- **WRITTEN REQUEST**: Omit the images, then print each record below exactly as it reads.

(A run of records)
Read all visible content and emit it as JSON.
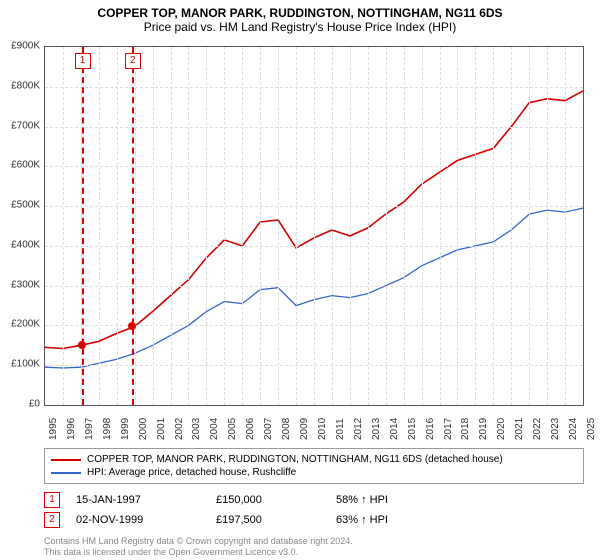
{
  "title": "COPPER TOP, MANOR PARK, RUDDINGTON, NOTTINGHAM, NG11 6DS",
  "subtitle": "Price paid vs. HM Land Registry's House Price Index (HPI)",
  "chart": {
    "type": "line",
    "xlim": [
      1995,
      2025
    ],
    "ylim": [
      0,
      900000
    ],
    "y_ticks": [
      0,
      100000,
      200000,
      300000,
      400000,
      500000,
      600000,
      700000,
      800000,
      900000
    ],
    "y_tick_labels": [
      "£0",
      "£100K",
      "£200K",
      "£300K",
      "£400K",
      "£500K",
      "£600K",
      "£700K",
      "£800K",
      "£900K"
    ],
    "x_ticks": [
      1995,
      1996,
      1997,
      1998,
      1999,
      2000,
      2001,
      2002,
      2003,
      2004,
      2005,
      2006,
      2007,
      2008,
      2009,
      2010,
      2011,
      2012,
      2013,
      2014,
      2015,
      2016,
      2017,
      2018,
      2019,
      2020,
      2021,
      2022,
      2023,
      2024,
      2025
    ],
    "grid_color": "#dddddd",
    "border_color": "#555555",
    "background_color": "#ffffff",
    "series": [
      {
        "label": "COPPER TOP, MANOR PARK, RUDDINGTON, NOTTINGHAM, NG11 6DS (detached house)",
        "color": "#d40000",
        "line_width": 1.6,
        "data": [
          [
            1995,
            145000
          ],
          [
            1996,
            142000
          ],
          [
            1997,
            150000
          ],
          [
            1998,
            160000
          ],
          [
            1999,
            180000
          ],
          [
            2000,
            197500
          ],
          [
            2001,
            235000
          ],
          [
            2002,
            275000
          ],
          [
            2003,
            315000
          ],
          [
            2004,
            370000
          ],
          [
            2005,
            415000
          ],
          [
            2006,
            400000
          ],
          [
            2007,
            460000
          ],
          [
            2008,
            465000
          ],
          [
            2009,
            395000
          ],
          [
            2010,
            420000
          ],
          [
            2011,
            440000
          ],
          [
            2012,
            425000
          ],
          [
            2013,
            445000
          ],
          [
            2014,
            480000
          ],
          [
            2015,
            510000
          ],
          [
            2016,
            555000
          ],
          [
            2017,
            585000
          ],
          [
            2018,
            615000
          ],
          [
            2019,
            630000
          ],
          [
            2020,
            645000
          ],
          [
            2021,
            700000
          ],
          [
            2022,
            760000
          ],
          [
            2023,
            770000
          ],
          [
            2024,
            765000
          ],
          [
            2025,
            790000
          ]
        ]
      },
      {
        "label": "HPI: Average price, detached house, Rushcliffe",
        "color": "#3366cc",
        "line_width": 1.3,
        "data": [
          [
            1995,
            95000
          ],
          [
            1996,
            93000
          ],
          [
            1997,
            95000
          ],
          [
            1998,
            105000
          ],
          [
            1999,
            115000
          ],
          [
            2000,
            130000
          ],
          [
            2001,
            150000
          ],
          [
            2002,
            175000
          ],
          [
            2003,
            200000
          ],
          [
            2004,
            235000
          ],
          [
            2005,
            260000
          ],
          [
            2006,
            255000
          ],
          [
            2007,
            290000
          ],
          [
            2008,
            295000
          ],
          [
            2009,
            250000
          ],
          [
            2010,
            265000
          ],
          [
            2011,
            275000
          ],
          [
            2012,
            270000
          ],
          [
            2013,
            280000
          ],
          [
            2014,
            300000
          ],
          [
            2015,
            320000
          ],
          [
            2016,
            350000
          ],
          [
            2017,
            370000
          ],
          [
            2018,
            390000
          ],
          [
            2019,
            400000
          ],
          [
            2020,
            410000
          ],
          [
            2021,
            440000
          ],
          [
            2022,
            480000
          ],
          [
            2023,
            490000
          ],
          [
            2024,
            485000
          ],
          [
            2025,
            495000
          ]
        ]
      }
    ],
    "sale_markers": [
      {
        "index": "1",
        "x": 1997.04,
        "y": 150000
      },
      {
        "index": "2",
        "x": 1999.84,
        "y": 197500
      }
    ],
    "label_fontsize": 10,
    "title_fontsize": 12
  },
  "legend": {
    "row1_label": "COPPER TOP, MANOR PARK, RUDDINGTON, NOTTINGHAM, NG11 6DS (detached house)",
    "row1_color": "#d40000",
    "row2_label": "HPI: Average price, detached house, Rushcliffe",
    "row2_color": "#3366cc"
  },
  "sales": [
    {
      "index": "1",
      "date": "15-JAN-1997",
      "price": "£150,000",
      "hpi": "58% ↑ HPI"
    },
    {
      "index": "2",
      "date": "02-NOV-1999",
      "price": "£197,500",
      "hpi": "63% ↑ HPI"
    }
  ],
  "footer": {
    "line1": "Contains HM Land Registry data © Crown copyright and database right 2024.",
    "line2": "This data is licensed under the Open Government Licence v3.0."
  }
}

- **SOLUTION TO THIS EXERCISE**:
Read all visible content and emit it as JSON.
{
  "title": "COPPER TOP, MANOR PARK, RUDDINGTON, NOTTINGHAM, NG11 6DS",
  "subtitle": "Price paid vs. HM Land Registry's House Price Index (HPI)",
  "chart": {
    "type": "line",
    "xlim": [
      1995,
      2025
    ],
    "ylim": [
      0,
      900000
    ],
    "y_ticks": [
      0,
      100000,
      200000,
      300000,
      400000,
      500000,
      600000,
      700000,
      800000,
      900000
    ],
    "y_tick_labels": [
      "£0",
      "£100K",
      "£200K",
      "£300K",
      "£400K",
      "£500K",
      "£600K",
      "£700K",
      "£800K",
      "£900K"
    ],
    "x_ticks": [
      1995,
      1996,
      1997,
      1998,
      1999,
      2000,
      2001,
      2002,
      2003,
      2004,
      2005,
      2006,
      2007,
      2008,
      2009,
      2010,
      2011,
      2012,
      2013,
      2014,
      2015,
      2016,
      2017,
      2018,
      2019,
      2020,
      2021,
      2022,
      2023,
      2024,
      2025
    ],
    "grid_color": "#dddddd",
    "border_color": "#555555",
    "background_color": "#ffffff",
    "series": [
      {
        "label": "COPPER TOP, MANOR PARK, RUDDINGTON, NOTTINGHAM, NG11 6DS (detached house)",
        "color": "#d40000",
        "line_width": 1.6,
        "data": [
          [
            1995,
            145000
          ],
          [
            1996,
            142000
          ],
          [
            1997,
            150000
          ],
          [
            1998,
            160000
          ],
          [
            1999,
            180000
          ],
          [
            2000,
            197500
          ],
          [
            2001,
            235000
          ],
          [
            2002,
            275000
          ],
          [
            2003,
            315000
          ],
          [
            2004,
            370000
          ],
          [
            2005,
            415000
          ],
          [
            2006,
            400000
          ],
          [
            2007,
            460000
          ],
          [
            2008,
            465000
          ],
          [
            2009,
            395000
          ],
          [
            2010,
            420000
          ],
          [
            2011,
            440000
          ],
          [
            2012,
            425000
          ],
          [
            2013,
            445000
          ],
          [
            2014,
            480000
          ],
          [
            2015,
            510000
          ],
          [
            2016,
            555000
          ],
          [
            2017,
            585000
          ],
          [
            2018,
            615000
          ],
          [
            2019,
            630000
          ],
          [
            2020,
            645000
          ],
          [
            2021,
            700000
          ],
          [
            2022,
            760000
          ],
          [
            2023,
            770000
          ],
          [
            2024,
            765000
          ],
          [
            2025,
            790000
          ]
        ]
      },
      {
        "label": "HPI: Average price, detached house, Rushcliffe",
        "color": "#3366cc",
        "line_width": 1.3,
        "data": [
          [
            1995,
            95000
          ],
          [
            1996,
            93000
          ],
          [
            1997,
            95000
          ],
          [
            1998,
            105000
          ],
          [
            1999,
            115000
          ],
          [
            2000,
            130000
          ],
          [
            2001,
            150000
          ],
          [
            2002,
            175000
          ],
          [
            2003,
            200000
          ],
          [
            2004,
            235000
          ],
          [
            2005,
            260000
          ],
          [
            2006,
            255000
          ],
          [
            2007,
            290000
          ],
          [
            2008,
            295000
          ],
          [
            2009,
            250000
          ],
          [
            2010,
            265000
          ],
          [
            2011,
            275000
          ],
          [
            2012,
            270000
          ],
          [
            2013,
            280000
          ],
          [
            2014,
            300000
          ],
          [
            2015,
            320000
          ],
          [
            2016,
            350000
          ],
          [
            2017,
            370000
          ],
          [
            2018,
            390000
          ],
          [
            2019,
            400000
          ],
          [
            2020,
            410000
          ],
          [
            2021,
            440000
          ],
          [
            2022,
            480000
          ],
          [
            2023,
            490000
          ],
          [
            2024,
            485000
          ],
          [
            2025,
            495000
          ]
        ]
      }
    ],
    "sale_markers": [
      {
        "index": "1",
        "x": 1997.04,
        "y": 150000
      },
      {
        "index": "2",
        "x": 1999.84,
        "y": 197500
      }
    ],
    "label_fontsize": 10,
    "title_fontsize": 12
  },
  "legend": {
    "row1_label": "COPPER TOP, MANOR PARK, RUDDINGTON, NOTTINGHAM, NG11 6DS (detached house)",
    "row1_color": "#d40000",
    "row2_label": "HPI: Average price, detached house, Rushcliffe",
    "row2_color": "#3366cc"
  },
  "sales": [
    {
      "index": "1",
      "date": "15-JAN-1997",
      "price": "£150,000",
      "hpi": "58% ↑ HPI"
    },
    {
      "index": "2",
      "date": "02-NOV-1999",
      "price": "£197,500",
      "hpi": "63% ↑ HPI"
    }
  ],
  "footer": {
    "line1": "Contains HM Land Registry data © Crown copyright and database right 2024.",
    "line2": "This data is licensed under the Open Government Licence v3.0."
  }
}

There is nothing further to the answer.